Instructions for the task
Return the listing below unchanged, minus its pictures.

[Records from a data collection]
>> Begin

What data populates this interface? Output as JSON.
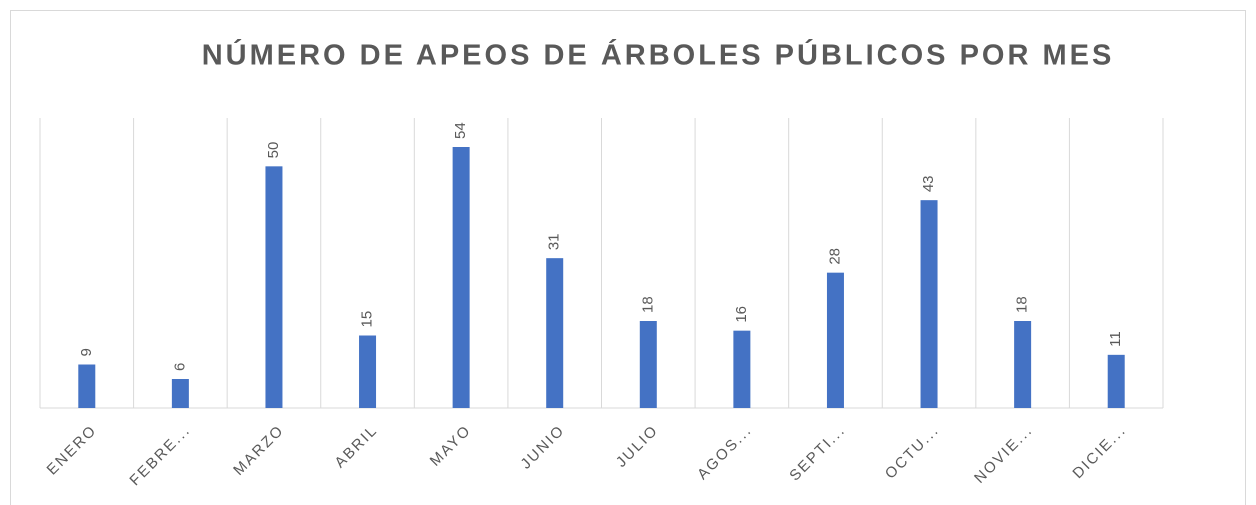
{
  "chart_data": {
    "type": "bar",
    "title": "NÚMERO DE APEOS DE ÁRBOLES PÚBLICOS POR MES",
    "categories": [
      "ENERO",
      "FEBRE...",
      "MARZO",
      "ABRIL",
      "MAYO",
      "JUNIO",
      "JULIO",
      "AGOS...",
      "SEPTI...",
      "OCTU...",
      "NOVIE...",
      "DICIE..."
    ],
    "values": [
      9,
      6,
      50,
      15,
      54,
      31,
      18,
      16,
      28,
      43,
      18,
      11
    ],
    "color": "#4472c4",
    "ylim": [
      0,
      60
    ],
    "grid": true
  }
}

>> End

Exercise output
What data populates this interface? Output as JSON.
{
  "chart_data": {
    "type": "bar",
    "title": "NÚMERO DE APEOS DE ÁRBOLES PÚBLICOS POR MES",
    "categories": [
      "ENERO",
      "FEBRE...",
      "MARZO",
      "ABRIL",
      "MAYO",
      "JUNIO",
      "JULIO",
      "AGOS...",
      "SEPTI...",
      "OCTU...",
      "NOVIE...",
      "DICIE..."
    ],
    "values": [
      9,
      6,
      50,
      15,
      54,
      31,
      18,
      16,
      28,
      43,
      18,
      11
    ],
    "color": "#4472c4",
    "ylim": [
      0,
      60
    ],
    "grid": true
  }
}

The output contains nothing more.